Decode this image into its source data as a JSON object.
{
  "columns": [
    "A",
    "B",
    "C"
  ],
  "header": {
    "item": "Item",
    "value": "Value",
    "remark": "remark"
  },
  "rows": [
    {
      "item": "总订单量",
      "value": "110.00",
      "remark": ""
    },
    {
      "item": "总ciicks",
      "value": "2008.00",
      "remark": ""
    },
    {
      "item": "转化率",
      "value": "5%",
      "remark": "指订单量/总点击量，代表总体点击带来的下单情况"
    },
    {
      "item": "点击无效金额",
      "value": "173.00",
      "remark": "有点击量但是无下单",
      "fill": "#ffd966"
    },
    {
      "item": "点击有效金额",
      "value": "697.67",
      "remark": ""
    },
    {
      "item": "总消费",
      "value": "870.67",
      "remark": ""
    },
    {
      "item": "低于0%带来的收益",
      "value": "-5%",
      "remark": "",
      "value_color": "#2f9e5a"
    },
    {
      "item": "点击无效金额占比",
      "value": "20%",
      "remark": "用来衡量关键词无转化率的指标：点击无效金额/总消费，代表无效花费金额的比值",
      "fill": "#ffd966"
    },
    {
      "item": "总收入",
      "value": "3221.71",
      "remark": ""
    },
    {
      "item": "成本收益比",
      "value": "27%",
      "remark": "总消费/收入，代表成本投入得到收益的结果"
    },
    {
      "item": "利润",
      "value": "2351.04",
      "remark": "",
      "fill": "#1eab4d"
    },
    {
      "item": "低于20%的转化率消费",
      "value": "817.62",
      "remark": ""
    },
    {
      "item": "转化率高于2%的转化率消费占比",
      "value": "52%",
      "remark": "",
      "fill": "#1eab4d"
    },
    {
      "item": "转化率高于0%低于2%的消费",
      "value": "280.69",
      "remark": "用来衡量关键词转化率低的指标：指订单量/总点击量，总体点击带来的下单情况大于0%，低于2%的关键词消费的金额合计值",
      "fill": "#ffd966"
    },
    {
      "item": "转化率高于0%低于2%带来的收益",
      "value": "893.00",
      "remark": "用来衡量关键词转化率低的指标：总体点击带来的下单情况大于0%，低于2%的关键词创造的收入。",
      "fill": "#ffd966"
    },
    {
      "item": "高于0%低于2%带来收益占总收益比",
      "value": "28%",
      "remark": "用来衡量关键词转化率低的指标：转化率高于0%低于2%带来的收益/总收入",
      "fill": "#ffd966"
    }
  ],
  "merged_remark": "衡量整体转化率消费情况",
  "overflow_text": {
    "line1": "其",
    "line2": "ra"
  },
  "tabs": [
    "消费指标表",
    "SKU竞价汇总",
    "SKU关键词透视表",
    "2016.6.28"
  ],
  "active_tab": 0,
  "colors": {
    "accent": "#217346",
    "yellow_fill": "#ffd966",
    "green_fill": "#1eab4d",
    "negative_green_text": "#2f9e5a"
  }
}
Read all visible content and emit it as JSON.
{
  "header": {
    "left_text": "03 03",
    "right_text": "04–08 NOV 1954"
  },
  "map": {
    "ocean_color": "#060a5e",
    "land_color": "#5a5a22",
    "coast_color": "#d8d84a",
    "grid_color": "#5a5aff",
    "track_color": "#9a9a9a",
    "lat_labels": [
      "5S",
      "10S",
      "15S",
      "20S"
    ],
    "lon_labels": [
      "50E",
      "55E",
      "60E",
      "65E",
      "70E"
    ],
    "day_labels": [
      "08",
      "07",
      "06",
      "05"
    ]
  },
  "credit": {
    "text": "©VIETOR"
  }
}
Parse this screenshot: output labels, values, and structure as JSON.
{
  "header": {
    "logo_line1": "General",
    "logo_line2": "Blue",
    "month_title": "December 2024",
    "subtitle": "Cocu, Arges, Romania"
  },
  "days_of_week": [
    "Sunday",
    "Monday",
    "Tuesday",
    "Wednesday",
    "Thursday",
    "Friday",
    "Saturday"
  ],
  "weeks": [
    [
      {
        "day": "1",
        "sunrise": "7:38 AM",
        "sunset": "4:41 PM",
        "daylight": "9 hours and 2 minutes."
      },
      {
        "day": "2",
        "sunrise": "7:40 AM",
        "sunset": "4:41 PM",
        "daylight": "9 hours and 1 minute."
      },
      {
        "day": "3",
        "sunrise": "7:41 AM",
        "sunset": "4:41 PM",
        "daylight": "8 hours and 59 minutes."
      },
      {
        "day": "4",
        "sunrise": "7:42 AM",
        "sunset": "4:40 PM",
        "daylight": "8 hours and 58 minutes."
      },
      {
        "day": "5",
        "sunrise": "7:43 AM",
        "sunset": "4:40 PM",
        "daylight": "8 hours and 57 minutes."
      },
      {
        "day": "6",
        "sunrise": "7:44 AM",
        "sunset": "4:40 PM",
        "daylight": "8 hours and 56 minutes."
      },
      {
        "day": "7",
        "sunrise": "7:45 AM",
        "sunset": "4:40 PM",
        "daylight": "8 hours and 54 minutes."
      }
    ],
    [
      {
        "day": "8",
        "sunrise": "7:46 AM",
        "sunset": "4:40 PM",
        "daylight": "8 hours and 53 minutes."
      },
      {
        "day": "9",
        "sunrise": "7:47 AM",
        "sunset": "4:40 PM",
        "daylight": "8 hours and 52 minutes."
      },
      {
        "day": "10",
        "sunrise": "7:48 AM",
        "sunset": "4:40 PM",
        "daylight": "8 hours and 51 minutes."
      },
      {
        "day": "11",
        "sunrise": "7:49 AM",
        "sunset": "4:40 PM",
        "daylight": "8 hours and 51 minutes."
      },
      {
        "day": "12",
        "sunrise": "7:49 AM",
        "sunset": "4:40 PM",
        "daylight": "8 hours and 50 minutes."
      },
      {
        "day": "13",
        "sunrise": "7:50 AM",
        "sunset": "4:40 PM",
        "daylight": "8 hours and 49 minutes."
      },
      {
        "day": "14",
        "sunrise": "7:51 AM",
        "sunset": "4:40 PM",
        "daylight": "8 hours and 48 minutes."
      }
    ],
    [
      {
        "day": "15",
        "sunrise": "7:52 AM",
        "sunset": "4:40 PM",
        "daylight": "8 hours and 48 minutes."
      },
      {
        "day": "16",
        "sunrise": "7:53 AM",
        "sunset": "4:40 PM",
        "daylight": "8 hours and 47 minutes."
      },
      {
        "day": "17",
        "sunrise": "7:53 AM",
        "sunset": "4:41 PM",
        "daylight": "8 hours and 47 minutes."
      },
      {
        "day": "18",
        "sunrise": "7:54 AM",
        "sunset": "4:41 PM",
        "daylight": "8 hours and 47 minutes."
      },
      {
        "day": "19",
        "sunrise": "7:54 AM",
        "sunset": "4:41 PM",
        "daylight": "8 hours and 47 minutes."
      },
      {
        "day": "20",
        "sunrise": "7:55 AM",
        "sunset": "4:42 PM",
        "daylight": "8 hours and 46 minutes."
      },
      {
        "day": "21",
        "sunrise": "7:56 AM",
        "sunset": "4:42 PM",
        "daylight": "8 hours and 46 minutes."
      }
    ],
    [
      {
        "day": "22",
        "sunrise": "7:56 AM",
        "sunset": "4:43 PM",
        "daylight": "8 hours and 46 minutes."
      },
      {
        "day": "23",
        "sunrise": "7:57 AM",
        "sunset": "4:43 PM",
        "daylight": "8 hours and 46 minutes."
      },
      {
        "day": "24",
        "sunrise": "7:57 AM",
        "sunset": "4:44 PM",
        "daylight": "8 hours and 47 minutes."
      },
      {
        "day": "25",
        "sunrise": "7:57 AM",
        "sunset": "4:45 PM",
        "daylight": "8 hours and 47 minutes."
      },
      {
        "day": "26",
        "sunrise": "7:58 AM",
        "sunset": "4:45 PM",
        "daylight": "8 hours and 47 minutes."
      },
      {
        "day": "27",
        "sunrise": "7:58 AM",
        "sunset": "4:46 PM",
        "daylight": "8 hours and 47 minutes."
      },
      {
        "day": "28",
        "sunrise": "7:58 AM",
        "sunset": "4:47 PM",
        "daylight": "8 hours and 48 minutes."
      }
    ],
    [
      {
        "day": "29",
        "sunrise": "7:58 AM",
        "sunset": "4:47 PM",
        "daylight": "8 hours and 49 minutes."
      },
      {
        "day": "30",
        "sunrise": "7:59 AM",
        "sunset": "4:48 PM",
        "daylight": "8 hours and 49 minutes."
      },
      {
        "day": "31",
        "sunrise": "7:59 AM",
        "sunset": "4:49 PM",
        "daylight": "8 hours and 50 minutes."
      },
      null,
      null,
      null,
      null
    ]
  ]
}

════════════════════

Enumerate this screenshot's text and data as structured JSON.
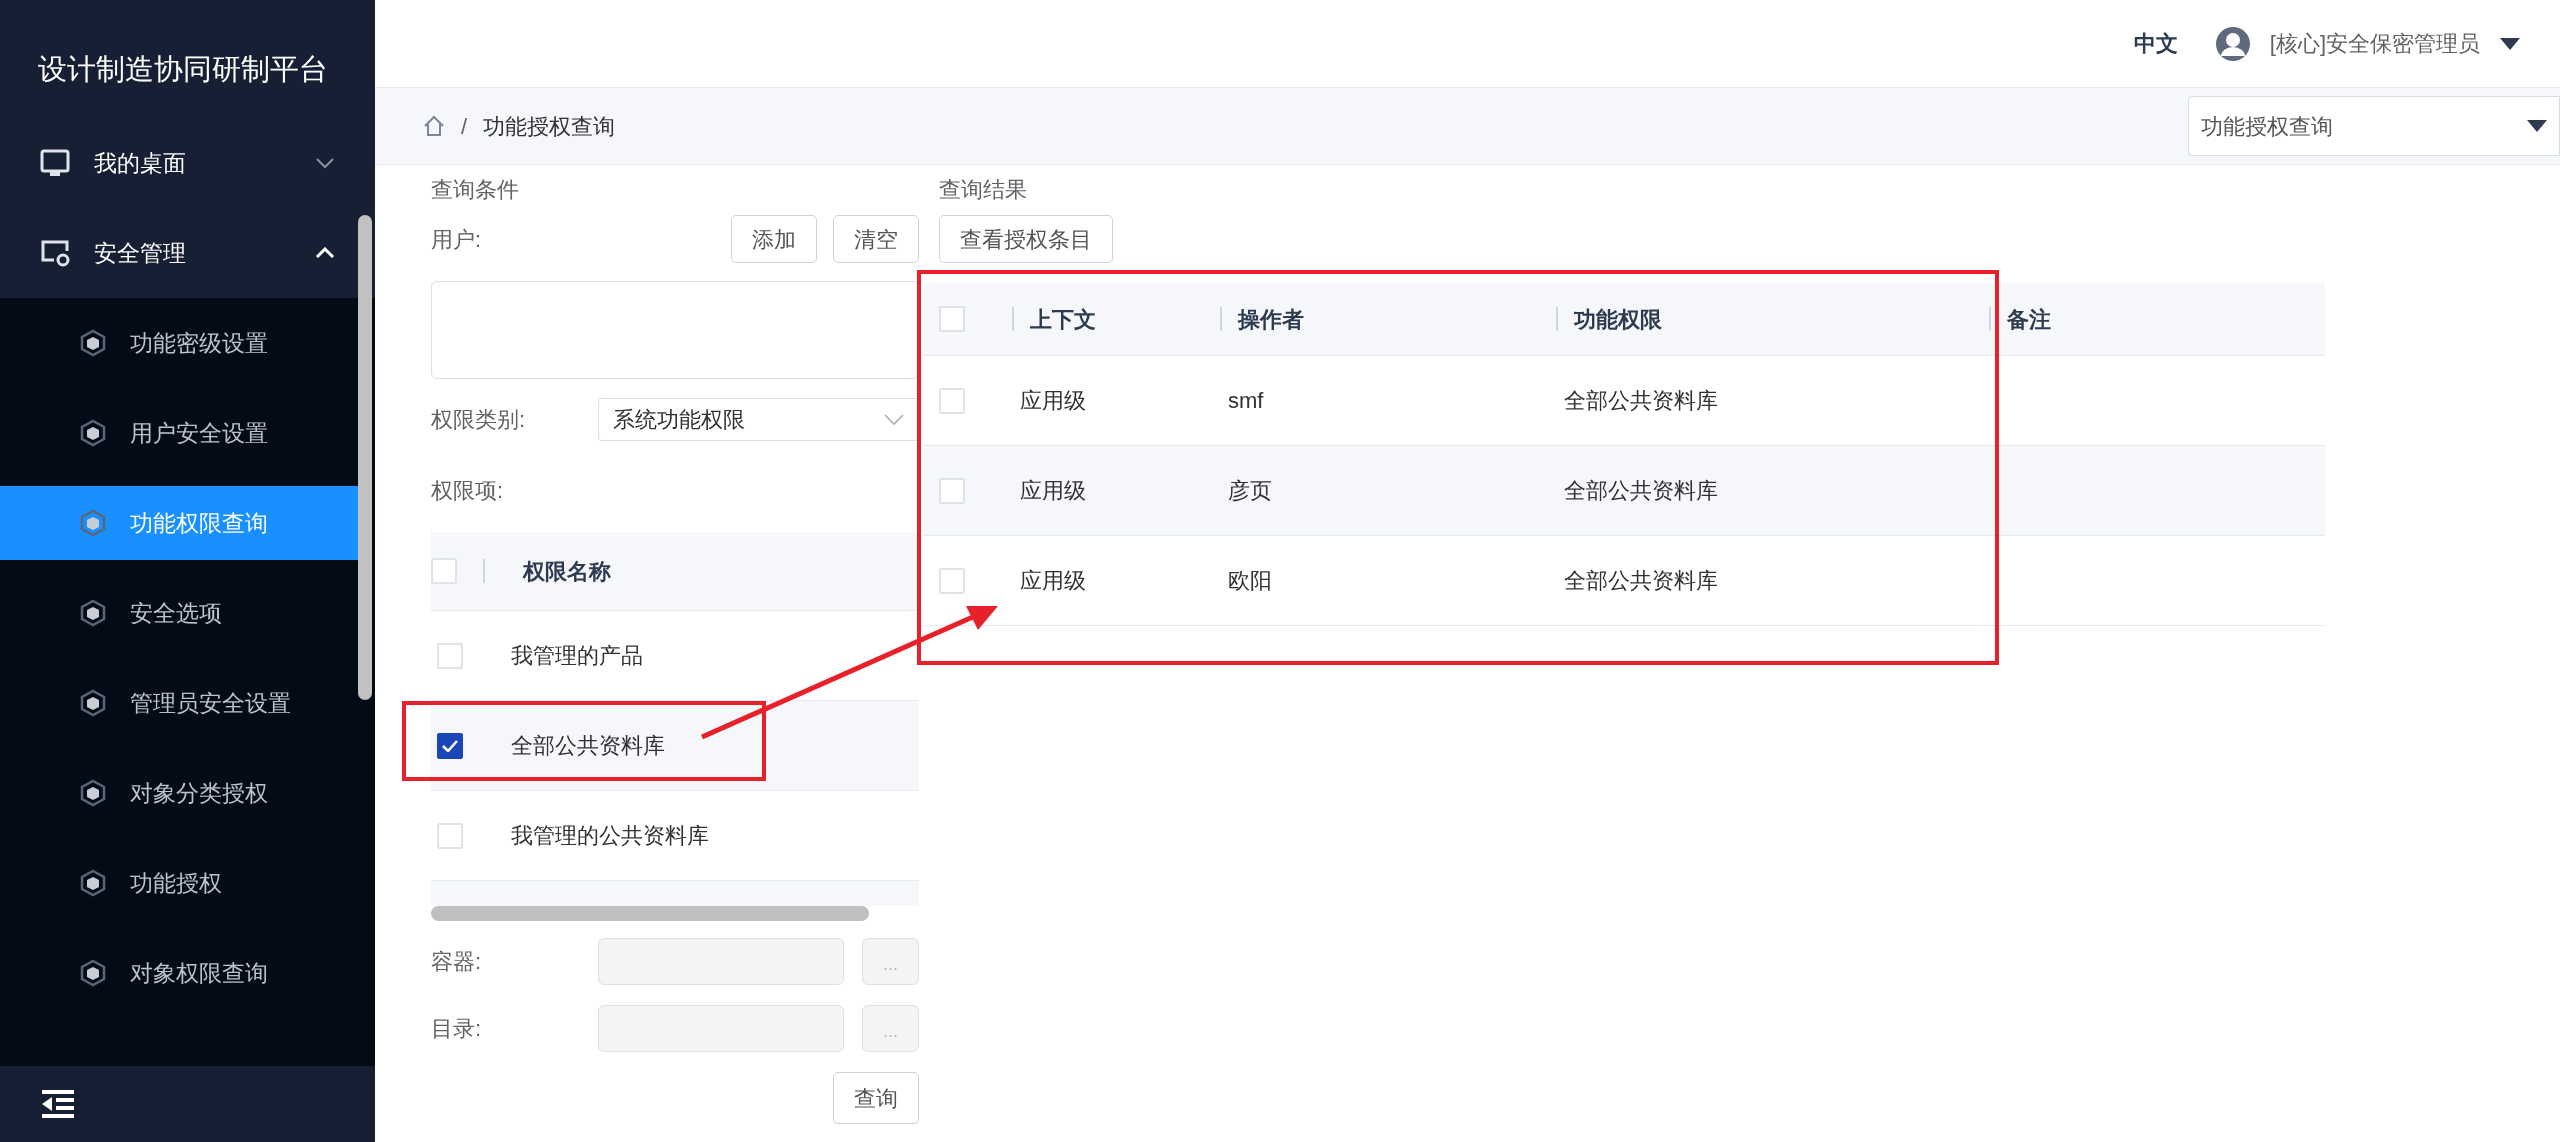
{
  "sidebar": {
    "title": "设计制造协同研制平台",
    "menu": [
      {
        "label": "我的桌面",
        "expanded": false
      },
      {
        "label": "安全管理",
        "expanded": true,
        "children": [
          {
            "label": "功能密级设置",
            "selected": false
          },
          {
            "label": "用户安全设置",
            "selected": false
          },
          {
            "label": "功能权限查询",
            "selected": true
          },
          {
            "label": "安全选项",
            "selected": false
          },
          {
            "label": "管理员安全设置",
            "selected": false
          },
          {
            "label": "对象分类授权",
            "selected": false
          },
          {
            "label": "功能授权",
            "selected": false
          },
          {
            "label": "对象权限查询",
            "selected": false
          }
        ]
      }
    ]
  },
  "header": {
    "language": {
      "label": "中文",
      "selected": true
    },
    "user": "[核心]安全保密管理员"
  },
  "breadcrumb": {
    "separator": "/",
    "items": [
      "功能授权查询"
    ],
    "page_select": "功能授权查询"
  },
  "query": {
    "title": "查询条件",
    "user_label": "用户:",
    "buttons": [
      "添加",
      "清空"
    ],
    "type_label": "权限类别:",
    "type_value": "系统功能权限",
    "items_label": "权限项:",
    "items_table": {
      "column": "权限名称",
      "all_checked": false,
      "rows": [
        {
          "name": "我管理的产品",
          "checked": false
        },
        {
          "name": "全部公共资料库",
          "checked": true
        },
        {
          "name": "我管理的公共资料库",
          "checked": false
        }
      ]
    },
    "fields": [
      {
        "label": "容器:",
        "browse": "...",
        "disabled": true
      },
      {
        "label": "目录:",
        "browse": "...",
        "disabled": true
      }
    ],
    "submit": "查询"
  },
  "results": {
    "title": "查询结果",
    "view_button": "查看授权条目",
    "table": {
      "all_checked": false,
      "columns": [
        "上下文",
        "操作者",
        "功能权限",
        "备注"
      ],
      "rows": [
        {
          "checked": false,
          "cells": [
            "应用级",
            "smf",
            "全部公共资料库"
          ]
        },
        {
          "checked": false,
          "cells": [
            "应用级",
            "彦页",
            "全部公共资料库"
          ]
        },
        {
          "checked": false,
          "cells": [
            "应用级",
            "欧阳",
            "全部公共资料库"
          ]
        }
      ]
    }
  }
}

════════════════════

Tally up how many lines in the preceding listing contain the word "JSON". Give nothing but the number.

[Complete answer]: 4